以下の項目から、「each」という語を含む行をすべて抜き出すこと。

◆ データ行 ◆
+++

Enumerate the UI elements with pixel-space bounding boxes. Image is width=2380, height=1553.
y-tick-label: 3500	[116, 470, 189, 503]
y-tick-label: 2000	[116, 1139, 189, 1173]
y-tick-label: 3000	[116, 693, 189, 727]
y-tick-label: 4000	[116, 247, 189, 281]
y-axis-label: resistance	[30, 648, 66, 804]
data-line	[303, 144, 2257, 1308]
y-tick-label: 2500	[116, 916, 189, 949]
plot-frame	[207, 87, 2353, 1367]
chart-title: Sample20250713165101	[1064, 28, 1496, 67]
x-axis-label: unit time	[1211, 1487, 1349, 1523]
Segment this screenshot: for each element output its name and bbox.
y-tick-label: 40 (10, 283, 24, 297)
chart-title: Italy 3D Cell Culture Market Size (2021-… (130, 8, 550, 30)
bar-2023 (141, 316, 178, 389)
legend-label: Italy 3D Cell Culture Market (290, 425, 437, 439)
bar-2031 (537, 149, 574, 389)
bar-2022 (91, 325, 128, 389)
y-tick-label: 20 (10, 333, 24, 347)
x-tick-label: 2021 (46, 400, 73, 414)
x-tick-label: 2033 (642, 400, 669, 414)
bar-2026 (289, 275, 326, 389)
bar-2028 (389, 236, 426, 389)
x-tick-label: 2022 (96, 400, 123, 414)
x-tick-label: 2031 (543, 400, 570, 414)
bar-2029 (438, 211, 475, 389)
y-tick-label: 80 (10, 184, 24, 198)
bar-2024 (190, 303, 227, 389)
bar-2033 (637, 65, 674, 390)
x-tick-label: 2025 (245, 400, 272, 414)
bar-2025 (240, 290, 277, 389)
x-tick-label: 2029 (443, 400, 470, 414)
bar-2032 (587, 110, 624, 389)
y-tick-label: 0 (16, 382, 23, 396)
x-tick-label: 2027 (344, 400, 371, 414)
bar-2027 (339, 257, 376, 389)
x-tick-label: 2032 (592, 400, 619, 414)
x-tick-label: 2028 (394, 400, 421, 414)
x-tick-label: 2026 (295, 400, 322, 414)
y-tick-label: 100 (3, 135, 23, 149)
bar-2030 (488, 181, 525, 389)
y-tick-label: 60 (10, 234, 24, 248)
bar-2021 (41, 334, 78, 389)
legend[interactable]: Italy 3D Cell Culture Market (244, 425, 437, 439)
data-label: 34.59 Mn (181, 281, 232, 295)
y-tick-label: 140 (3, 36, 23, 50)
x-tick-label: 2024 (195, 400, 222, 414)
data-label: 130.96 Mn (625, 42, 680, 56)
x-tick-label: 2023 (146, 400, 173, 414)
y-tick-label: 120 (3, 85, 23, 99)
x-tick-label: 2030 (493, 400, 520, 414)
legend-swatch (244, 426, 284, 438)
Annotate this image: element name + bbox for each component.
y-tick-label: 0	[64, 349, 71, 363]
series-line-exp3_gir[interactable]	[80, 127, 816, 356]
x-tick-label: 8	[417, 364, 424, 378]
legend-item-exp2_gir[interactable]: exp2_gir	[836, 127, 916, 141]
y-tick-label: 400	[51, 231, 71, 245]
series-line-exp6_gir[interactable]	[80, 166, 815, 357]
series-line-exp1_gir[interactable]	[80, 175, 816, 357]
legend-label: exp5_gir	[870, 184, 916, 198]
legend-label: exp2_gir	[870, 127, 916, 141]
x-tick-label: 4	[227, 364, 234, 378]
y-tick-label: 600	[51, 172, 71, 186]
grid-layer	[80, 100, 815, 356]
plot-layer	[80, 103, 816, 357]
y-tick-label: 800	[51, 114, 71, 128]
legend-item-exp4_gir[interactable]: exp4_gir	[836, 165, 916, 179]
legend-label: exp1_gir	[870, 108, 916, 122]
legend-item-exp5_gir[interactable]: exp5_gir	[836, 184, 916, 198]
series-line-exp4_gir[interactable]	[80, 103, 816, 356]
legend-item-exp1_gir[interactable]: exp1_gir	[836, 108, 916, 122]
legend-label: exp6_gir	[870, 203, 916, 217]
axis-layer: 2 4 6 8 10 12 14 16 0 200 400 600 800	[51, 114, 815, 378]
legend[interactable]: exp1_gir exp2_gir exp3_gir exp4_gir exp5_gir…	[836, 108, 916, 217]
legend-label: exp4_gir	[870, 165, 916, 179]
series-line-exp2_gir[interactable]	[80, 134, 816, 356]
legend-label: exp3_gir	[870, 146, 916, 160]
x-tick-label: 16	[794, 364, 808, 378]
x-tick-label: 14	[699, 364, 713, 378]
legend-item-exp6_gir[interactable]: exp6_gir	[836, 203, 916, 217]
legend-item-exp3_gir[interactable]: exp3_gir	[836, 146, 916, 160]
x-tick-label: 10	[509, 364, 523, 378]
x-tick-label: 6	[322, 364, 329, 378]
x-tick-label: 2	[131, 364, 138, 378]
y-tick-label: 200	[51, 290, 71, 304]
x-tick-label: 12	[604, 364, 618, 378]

+++

◆ 解答 ◆
Segment this screenshot: for each element output its name and bbox.
Annotate this image: element name + bbox for each component.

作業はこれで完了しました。